Exercise 1: According to the Gartner research director quoted in the passage on banks and e-commerce, what are all the ways sellers can get their cash faster?
Exercise 2: In the passage on banks and e-commerce, what position does Jane Hennessy hold?
Exercise 3: Transcribe the stretch of the passage on banks and e-commerce from "Businesses can go" through "instead of offline.".

Text under study:
*** Begin section ***
Armed with improved payment systems, banks aim to win their latest e-commerce showdown.



The story of banks and e-commerce resembles an Old West tale, one that's been retold many times. Banks, as lawmen, enter the saloon announcing they've arrived to clean up the town. Everyone dives for cover as the banks find themselves surrounded by the same mean-looking desperadoes, or obstacles to e-commerce, that killed off earlier B2B initiatives. Then the posse arrives, in the form of industry-wide solutions to address the needs of buyers and sellers, including secure online payments and compatibility with accounting systems.

For decades, banks have been trying to help businesses cope with the challenges of adapting paper-based processes to an electronic medium. But with the exception of EDI, which is viable for only the largest companies, the goal of an e-commerce solution for all businesses has proved elusive.

Parlaying their roles as trusted intermediaries, banks have tried to peddle e-commerce portals and e-marketplaces to their traditional cash management customers. For the most part, however, these services have failed to address the real problems of B2B, said Jane Hennessy, senior vice president at Wells Fargo Bank. "Existing payment services have a disconnect with the needs of the New Economy. A lot of solutions are unilateral proprietary systems."

"There's not much straight-through processing today," continued Hennessy. What's needed, she said, "is a single integrated window for payments and settlement."

Businesses can go online to order goods and services, but must go offline to make payments, reintroducing the inefficiencies of traditional paper-based commerce. "Sellers want to get their cash faster," according to Avivah Litan, research director at GartnerGroup. "This can be achieved by the automatic application of payment to accounts receivable, online payment guarantees and nonrepudiation."

In an ideal world, buyers and sellers would communicate all payment information across the Internet, instead of mailing invoices, appending data to private network payment messages, or exposing data to breach of privacy. Buyers would simply initiate a payment online in conjunction with negotiation and purchase, instead of offline.
*** End section ***
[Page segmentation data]
*** Begin section ***
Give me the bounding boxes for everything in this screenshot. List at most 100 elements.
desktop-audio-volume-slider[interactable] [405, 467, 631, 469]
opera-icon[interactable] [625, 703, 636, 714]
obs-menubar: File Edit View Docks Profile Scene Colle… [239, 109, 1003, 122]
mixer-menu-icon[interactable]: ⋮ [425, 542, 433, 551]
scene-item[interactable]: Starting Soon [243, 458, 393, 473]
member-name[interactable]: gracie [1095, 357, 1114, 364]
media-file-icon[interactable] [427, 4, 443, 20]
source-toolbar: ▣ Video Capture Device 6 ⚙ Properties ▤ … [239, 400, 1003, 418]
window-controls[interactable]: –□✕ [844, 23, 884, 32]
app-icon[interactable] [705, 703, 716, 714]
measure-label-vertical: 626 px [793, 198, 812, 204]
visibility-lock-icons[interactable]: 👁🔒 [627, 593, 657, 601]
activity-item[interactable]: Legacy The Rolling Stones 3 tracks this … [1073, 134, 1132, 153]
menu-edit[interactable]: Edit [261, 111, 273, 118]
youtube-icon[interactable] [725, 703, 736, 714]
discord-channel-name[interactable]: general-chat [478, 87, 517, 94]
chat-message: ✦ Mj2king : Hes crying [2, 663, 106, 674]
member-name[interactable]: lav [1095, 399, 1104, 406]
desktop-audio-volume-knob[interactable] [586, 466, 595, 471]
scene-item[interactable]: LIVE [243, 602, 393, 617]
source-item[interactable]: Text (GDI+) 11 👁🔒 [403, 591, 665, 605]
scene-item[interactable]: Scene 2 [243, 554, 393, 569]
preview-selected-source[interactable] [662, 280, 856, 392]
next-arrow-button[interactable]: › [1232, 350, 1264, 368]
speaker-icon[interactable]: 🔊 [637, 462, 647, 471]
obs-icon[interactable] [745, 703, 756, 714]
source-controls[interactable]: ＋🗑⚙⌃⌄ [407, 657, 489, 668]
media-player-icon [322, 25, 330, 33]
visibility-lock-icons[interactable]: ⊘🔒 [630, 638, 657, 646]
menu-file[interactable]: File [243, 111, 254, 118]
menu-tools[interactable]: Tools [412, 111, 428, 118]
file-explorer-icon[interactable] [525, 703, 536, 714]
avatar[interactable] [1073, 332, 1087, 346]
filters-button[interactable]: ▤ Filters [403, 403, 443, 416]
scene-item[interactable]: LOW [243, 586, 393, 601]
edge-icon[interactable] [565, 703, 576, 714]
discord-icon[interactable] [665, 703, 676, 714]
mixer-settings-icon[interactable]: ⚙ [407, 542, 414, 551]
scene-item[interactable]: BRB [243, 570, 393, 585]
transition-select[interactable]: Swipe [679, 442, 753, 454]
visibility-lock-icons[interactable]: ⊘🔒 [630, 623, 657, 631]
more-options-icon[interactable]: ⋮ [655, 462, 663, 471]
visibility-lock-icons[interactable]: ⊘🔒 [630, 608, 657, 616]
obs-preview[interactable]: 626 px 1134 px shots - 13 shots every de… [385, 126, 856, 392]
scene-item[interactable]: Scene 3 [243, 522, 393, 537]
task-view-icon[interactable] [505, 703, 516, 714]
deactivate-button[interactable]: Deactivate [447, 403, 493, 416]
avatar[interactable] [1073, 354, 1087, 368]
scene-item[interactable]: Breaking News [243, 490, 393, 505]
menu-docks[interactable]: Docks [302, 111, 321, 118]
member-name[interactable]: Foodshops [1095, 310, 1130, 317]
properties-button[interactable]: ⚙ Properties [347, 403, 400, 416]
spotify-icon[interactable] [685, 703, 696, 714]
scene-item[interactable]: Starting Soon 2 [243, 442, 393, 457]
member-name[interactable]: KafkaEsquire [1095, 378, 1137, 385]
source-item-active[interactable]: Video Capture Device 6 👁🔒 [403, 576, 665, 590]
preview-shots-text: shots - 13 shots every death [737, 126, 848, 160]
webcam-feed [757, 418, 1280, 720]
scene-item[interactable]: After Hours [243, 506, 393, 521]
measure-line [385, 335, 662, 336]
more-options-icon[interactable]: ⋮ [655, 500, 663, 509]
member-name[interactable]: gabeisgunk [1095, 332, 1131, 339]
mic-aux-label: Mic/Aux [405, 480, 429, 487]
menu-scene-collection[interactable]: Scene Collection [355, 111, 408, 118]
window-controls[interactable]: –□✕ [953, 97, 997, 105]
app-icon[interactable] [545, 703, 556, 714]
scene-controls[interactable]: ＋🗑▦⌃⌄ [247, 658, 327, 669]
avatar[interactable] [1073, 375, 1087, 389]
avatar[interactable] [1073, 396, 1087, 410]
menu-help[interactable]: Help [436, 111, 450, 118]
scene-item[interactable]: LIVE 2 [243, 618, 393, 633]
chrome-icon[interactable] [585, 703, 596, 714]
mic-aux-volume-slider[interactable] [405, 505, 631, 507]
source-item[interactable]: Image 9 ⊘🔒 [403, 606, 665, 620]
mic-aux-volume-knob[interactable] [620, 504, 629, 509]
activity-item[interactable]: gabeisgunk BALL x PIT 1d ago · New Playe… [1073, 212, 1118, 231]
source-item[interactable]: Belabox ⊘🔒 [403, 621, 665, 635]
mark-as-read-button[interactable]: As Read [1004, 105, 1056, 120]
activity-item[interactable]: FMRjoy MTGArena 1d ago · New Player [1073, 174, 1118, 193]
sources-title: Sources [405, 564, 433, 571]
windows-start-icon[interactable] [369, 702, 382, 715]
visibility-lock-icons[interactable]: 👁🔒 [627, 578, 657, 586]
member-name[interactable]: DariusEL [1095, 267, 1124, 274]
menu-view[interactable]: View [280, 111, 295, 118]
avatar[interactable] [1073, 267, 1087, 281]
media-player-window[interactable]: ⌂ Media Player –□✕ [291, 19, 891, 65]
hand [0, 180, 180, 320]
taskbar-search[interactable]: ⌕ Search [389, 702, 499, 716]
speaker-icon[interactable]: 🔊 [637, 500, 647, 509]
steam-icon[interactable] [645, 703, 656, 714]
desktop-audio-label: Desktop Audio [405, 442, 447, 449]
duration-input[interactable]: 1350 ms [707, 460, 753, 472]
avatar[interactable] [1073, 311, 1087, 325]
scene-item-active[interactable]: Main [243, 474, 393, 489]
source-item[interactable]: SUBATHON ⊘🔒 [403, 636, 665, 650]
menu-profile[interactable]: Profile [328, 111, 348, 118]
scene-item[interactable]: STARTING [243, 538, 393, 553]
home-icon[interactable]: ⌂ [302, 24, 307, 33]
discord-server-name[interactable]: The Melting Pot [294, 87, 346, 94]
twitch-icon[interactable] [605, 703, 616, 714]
*** End section ***
Response 1:
- The automatic application of payment to accounts receivable
- Online payment guarantees
- Nonrepudiation

Response 2: Senior vice president at Wells Fargo Bank.

Response 3:
Businesses can go online to order goods and services, but must go offline to make payments, reintroducing the inefficiencies of traditional paper-based commerce. "Sellers want to get their cash faster," according to Avivah Litan, research director at GartnerGroup. "This can be achieved by the automatic application of payment to accounts receivable, online payment guarantees and nonrepudiation."

In an ideal world, buyers and sellers would communicate all payment information across the Internet, instead of mailing invoices, appending data to private network payment messages, or exposing data to breach of privacy. Buyers would simply initiate a payment online in conjunction with negotiation and purchase, instead of offline.